- _GIVEN REQUEST_: Return each entry exactly, with none missing.

- _SUPPLIED RECORDS_:
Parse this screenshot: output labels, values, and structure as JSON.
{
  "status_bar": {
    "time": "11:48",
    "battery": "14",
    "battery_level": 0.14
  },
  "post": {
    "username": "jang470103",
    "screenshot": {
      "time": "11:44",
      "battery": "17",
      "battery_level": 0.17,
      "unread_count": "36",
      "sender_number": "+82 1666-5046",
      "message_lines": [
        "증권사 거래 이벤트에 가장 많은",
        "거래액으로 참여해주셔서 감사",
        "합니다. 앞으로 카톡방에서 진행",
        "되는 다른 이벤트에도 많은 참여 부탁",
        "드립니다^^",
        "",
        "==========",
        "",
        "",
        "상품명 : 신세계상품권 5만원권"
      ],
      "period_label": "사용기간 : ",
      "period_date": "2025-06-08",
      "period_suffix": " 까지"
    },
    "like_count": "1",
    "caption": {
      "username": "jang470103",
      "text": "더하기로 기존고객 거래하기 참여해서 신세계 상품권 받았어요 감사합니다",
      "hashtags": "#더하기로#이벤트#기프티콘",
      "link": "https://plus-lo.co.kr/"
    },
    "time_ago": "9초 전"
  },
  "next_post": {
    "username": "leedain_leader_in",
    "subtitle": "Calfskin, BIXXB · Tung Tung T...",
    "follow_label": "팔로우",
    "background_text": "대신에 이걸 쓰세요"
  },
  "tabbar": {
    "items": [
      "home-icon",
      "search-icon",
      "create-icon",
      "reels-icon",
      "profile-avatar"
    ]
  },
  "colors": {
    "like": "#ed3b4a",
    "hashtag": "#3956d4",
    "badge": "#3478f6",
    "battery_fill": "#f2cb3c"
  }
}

- _CORRECT OUTPUT_:
Parse this screenshot: output labels, values, and structure as JSON.
{
  "status_bar": {
    "time": "11:48",
    "battery": "14",
    "battery_level": 0.14
  },
  "post": {
    "username": "jang470103",
    "screenshot": {
      "time": "11:44",
      "battery": "17",
      "battery_level": 0.17,
      "unread_count": "36",
      "sender_number": "+82 1666-5046",
      "message_lines": [
        "증권사 거래 이벤트에 가장 많은",
        "거래액으로 참여해주셔서 감사",
        "합니다. 앞으로 카톡방에서 진행",
        "되는 다른 이벤트에도 많은 참여 부탁",
        "드립니다^^",
        "",
        "==========",
        "",
        "",
        "상품명 : 신세계상품권 5만원권"
      ],
      "period_label": "사용기간 : ",
      "period_date": "2025-06-08",
      "period_suffix": " 까지"
    },
    "like_count": "1",
    "caption": {
      "username": "jang470103",
      "text": "더하기로 기존고객 거래하기 참여해서 신세계 상품권 받았어요 감사합니다",
      "hashtags": "#더하기로#이벤트#기프티콘",
      "link": "https://plus-lo.co.kr/"
    },
    "time_ago": "9초 전"
  },
  "next_post": {
    "username": "leedain_leader_in",
    "subtitle": "Calfskin, BIXXB · Tung Tung T...",
    "follow_label": "팔로우",
    "background_text": "대신에 이걸 쓰세요"
  },
  "tabbar": {
    "items": [
      "home-icon",
      "search-icon",
      "create-icon",
      "reels-icon",
      "profile-avatar"
    ]
  },
  "colors": {
    "like": "#ed3b4a",
    "hashtag": "#3956d4",
    "badge": "#3478f6",
    "battery_fill": "#f2cb3c"
  }
}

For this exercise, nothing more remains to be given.